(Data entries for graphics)
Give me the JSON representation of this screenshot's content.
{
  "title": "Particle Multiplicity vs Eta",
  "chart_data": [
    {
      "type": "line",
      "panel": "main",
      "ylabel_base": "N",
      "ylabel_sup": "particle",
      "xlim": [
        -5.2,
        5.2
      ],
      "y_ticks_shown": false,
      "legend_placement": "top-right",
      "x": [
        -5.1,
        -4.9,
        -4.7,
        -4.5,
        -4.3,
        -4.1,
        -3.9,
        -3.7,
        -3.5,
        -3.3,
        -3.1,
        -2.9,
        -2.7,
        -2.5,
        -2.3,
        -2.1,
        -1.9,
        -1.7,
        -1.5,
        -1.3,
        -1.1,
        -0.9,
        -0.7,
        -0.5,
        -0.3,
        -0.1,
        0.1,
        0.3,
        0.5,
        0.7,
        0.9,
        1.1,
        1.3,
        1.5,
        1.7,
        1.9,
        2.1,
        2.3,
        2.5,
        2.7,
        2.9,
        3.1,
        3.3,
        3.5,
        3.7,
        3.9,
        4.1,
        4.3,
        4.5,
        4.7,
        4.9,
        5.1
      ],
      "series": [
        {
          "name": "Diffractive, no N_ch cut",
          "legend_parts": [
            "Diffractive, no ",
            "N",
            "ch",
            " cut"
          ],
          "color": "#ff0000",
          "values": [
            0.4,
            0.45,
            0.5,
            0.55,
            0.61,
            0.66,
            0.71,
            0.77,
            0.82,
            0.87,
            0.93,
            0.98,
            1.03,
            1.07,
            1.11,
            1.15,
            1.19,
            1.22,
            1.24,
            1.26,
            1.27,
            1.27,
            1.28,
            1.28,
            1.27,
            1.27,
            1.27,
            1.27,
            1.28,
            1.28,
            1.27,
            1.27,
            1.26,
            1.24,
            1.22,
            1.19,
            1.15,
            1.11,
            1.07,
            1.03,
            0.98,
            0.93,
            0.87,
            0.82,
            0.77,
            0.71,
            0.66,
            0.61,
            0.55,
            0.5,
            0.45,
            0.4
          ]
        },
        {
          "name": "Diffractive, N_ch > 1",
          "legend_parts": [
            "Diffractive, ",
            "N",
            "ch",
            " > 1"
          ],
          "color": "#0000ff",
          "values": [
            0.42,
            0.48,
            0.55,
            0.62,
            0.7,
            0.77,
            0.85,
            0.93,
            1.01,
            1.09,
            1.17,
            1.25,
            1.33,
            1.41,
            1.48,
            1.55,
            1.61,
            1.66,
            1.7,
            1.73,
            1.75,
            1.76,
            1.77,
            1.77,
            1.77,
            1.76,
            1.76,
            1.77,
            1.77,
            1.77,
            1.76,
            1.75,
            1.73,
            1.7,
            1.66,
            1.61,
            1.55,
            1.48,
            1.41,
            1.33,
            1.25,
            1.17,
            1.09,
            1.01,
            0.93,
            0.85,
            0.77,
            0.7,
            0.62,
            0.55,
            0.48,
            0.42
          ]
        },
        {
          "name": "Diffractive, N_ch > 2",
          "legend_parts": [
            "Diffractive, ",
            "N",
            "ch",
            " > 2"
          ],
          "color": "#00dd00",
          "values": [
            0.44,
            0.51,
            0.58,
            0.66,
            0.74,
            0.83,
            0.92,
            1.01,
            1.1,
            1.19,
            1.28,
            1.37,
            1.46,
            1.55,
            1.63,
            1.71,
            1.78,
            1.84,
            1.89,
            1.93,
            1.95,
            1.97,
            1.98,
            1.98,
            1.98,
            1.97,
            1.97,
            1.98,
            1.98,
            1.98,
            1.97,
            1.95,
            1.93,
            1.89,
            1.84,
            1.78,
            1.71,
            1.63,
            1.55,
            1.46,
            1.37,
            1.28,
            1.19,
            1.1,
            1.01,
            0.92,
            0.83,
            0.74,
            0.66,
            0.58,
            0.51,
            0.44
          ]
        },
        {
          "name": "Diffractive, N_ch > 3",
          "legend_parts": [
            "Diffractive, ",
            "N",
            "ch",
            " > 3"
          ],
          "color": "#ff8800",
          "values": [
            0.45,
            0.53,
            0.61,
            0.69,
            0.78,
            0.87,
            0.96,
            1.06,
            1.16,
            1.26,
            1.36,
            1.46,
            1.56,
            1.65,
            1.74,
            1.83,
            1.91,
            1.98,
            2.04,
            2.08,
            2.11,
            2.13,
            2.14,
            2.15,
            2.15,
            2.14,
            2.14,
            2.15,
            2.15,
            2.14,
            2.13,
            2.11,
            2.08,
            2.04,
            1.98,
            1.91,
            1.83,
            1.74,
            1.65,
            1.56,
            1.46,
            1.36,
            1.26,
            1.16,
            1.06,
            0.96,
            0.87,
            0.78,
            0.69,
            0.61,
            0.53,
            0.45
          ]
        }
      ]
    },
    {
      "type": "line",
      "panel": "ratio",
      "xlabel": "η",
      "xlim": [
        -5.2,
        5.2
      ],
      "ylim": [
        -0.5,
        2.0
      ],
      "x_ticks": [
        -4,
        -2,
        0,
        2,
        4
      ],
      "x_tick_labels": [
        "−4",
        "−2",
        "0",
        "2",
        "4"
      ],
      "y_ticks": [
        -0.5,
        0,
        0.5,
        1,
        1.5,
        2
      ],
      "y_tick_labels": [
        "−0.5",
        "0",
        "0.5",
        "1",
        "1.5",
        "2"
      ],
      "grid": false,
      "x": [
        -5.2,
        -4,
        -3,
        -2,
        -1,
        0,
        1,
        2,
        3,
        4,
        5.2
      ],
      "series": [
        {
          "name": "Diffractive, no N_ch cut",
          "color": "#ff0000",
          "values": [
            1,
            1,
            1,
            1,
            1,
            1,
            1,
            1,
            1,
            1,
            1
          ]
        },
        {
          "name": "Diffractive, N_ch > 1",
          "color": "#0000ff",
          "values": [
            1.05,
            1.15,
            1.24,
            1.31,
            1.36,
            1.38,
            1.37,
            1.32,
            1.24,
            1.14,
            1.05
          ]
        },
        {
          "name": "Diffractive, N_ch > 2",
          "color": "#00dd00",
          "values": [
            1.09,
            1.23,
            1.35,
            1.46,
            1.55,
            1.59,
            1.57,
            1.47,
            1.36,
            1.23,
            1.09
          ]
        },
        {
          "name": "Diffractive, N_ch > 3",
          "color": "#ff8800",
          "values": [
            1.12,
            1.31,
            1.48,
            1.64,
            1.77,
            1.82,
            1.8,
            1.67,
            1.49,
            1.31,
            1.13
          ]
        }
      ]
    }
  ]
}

EXERCISE AIM> Restate the whole listing exactly, leaving out nothing.

THE COMPLETED TASK>
Give me the JSON representation of this screenshot's content.
{
  "title": "Particle Multiplicity vs Eta",
  "chart_data": [
    {
      "type": "line",
      "panel": "main",
      "ylabel_base": "N",
      "ylabel_sup": "particle",
      "xlim": [
        -5.2,
        5.2
      ],
      "y_ticks_shown": false,
      "legend_placement": "top-right",
      "x": [
        -5.1,
        -4.9,
        -4.7,
        -4.5,
        -4.3,
        -4.1,
        -3.9,
        -3.7,
        -3.5,
        -3.3,
        -3.1,
        -2.9,
        -2.7,
        -2.5,
        -2.3,
        -2.1,
        -1.9,
        -1.7,
        -1.5,
        -1.3,
        -1.1,
        -0.9,
        -0.7,
        -0.5,
        -0.3,
        -0.1,
        0.1,
        0.3,
        0.5,
        0.7,
        0.9,
        1.1,
        1.3,
        1.5,
        1.7,
        1.9,
        2.1,
        2.3,
        2.5,
        2.7,
        2.9,
        3.1,
        3.3,
        3.5,
        3.7,
        3.9,
        4.1,
        4.3,
        4.5,
        4.7,
        4.9,
        5.1
      ],
      "series": [
        {
          "name": "Diffractive, no N_ch cut",
          "legend_parts": [
            "Diffractive, no ",
            "N",
            "ch",
            " cut"
          ],
          "color": "#ff0000",
          "values": [
            0.4,
            0.45,
            0.5,
            0.55,
            0.61,
            0.66,
            0.71,
            0.77,
            0.82,
            0.87,
            0.93,
            0.98,
            1.03,
            1.07,
            1.11,
            1.15,
            1.19,
            1.22,
            1.24,
            1.26,
            1.27,
            1.27,
            1.28,
            1.28,
            1.27,
            1.27,
            1.27,
            1.27,
            1.28,
            1.28,
            1.27,
            1.27,
            1.26,
            1.24,
            1.22,
            1.19,
            1.15,
            1.11,
            1.07,
            1.03,
            0.98,
            0.93,
            0.87,
            0.82,
            0.77,
            0.71,
            0.66,
            0.61,
            0.55,
            0.5,
            0.45,
            0.4
          ]
        },
        {
          "name": "Diffractive, N_ch > 1",
          "legend_parts": [
            "Diffractive, ",
            "N",
            "ch",
            " > 1"
          ],
          "color": "#0000ff",
          "values": [
            0.42,
            0.48,
            0.55,
            0.62,
            0.7,
            0.77,
            0.85,
            0.93,
            1.01,
            1.09,
            1.17,
            1.25,
            1.33,
            1.41,
            1.48,
            1.55,
            1.61,
            1.66,
            1.7,
            1.73,
            1.75,
            1.76,
            1.77,
            1.77,
            1.77,
            1.76,
            1.76,
            1.77,
            1.77,
            1.77,
            1.76,
            1.75,
            1.73,
            1.7,
            1.66,
            1.61,
            1.55,
            1.48,
            1.41,
            1.33,
            1.25,
            1.17,
            1.09,
            1.01,
            0.93,
            0.85,
            0.77,
            0.7,
            0.62,
            0.55,
            0.48,
            0.42
          ]
        },
        {
          "name": "Diffractive, N_ch > 2",
          "legend_parts": [
            "Diffractive, ",
            "N",
            "ch",
            " > 2"
          ],
          "color": "#00dd00",
          "values": [
            0.44,
            0.51,
            0.58,
            0.66,
            0.74,
            0.83,
            0.92,
            1.01,
            1.1,
            1.19,
            1.28,
            1.37,
            1.46,
            1.55,
            1.63,
            1.71,
            1.78,
            1.84,
            1.89,
            1.93,
            1.95,
            1.97,
            1.98,
            1.98,
            1.98,
            1.97,
            1.97,
            1.98,
            1.98,
            1.98,
            1.97,
            1.95,
            1.93,
            1.89,
            1.84,
            1.78,
            1.71,
            1.63,
            1.55,
            1.46,
            1.37,
            1.28,
            1.19,
            1.1,
            1.01,
            0.92,
            0.83,
            0.74,
            0.66,
            0.58,
            0.51,
            0.44
          ]
        },
        {
          "name": "Diffractive, N_ch > 3",
          "legend_parts": [
            "Diffractive, ",
            "N",
            "ch",
            " > 3"
          ],
          "color": "#ff8800",
          "values": [
            0.45,
            0.53,
            0.61,
            0.69,
            0.78,
            0.87,
            0.96,
            1.06,
            1.16,
            1.26,
            1.36,
            1.46,
            1.56,
            1.65,
            1.74,
            1.83,
            1.91,
            1.98,
            2.04,
            2.08,
            2.11,
            2.13,
            2.14,
            2.15,
            2.15,
            2.14,
            2.14,
            2.15,
            2.15,
            2.14,
            2.13,
            2.11,
            2.08,
            2.04,
            1.98,
            1.91,
            1.83,
            1.74,
            1.65,
            1.56,
            1.46,
            1.36,
            1.26,
            1.16,
            1.06,
            0.96,
            0.87,
            0.78,
            0.69,
            0.61,
            0.53,
            0.45
          ]
        }
      ]
    },
    {
      "type": "line",
      "panel": "ratio",
      "xlabel": "η",
      "xlim": [
        -5.2,
        5.2
      ],
      "ylim": [
        -0.5,
        2.0
      ],
      "x_ticks": [
        -4,
        -2,
        0,
        2,
        4
      ],
      "x_tick_labels": [
        "−4",
        "−2",
        "0",
        "2",
        "4"
      ],
      "y_ticks": [
        -0.5,
        0,
        0.5,
        1,
        1.5,
        2
      ],
      "y_tick_labels": [
        "−0.5",
        "0",
        "0.5",
        "1",
        "1.5",
        "2"
      ],
      "grid": false,
      "x": [
        -5.2,
        -4,
        -3,
        -2,
        -1,
        0,
        1,
        2,
        3,
        4,
        5.2
      ],
      "series": [
        {
          "name": "Diffractive, no N_ch cut",
          "color": "#ff0000",
          "values": [
            1,
            1,
            1,
            1,
            1,
            1,
            1,
            1,
            1,
            1,
            1
          ]
        },
        {
          "name": "Diffractive, N_ch > 1",
          "color": "#0000ff",
          "values": [
            1.05,
            1.15,
            1.24,
            1.31,
            1.36,
            1.38,
            1.37,
            1.32,
            1.24,
            1.14,
            1.05
          ]
        },
        {
          "name": "Diffractive, N_ch > 2",
          "color": "#00dd00",
          "values": [
            1.09,
            1.23,
            1.35,
            1.46,
            1.55,
            1.59,
            1.57,
            1.47,
            1.36,
            1.23,
            1.09
          ]
        },
        {
          "name": "Diffractive, N_ch > 3",
          "color": "#ff8800",
          "values": [
            1.12,
            1.31,
            1.48,
            1.64,
            1.77,
            1.82,
            1.8,
            1.67,
            1.49,
            1.31,
            1.13
          ]
        }
      ]
    }
  ]
}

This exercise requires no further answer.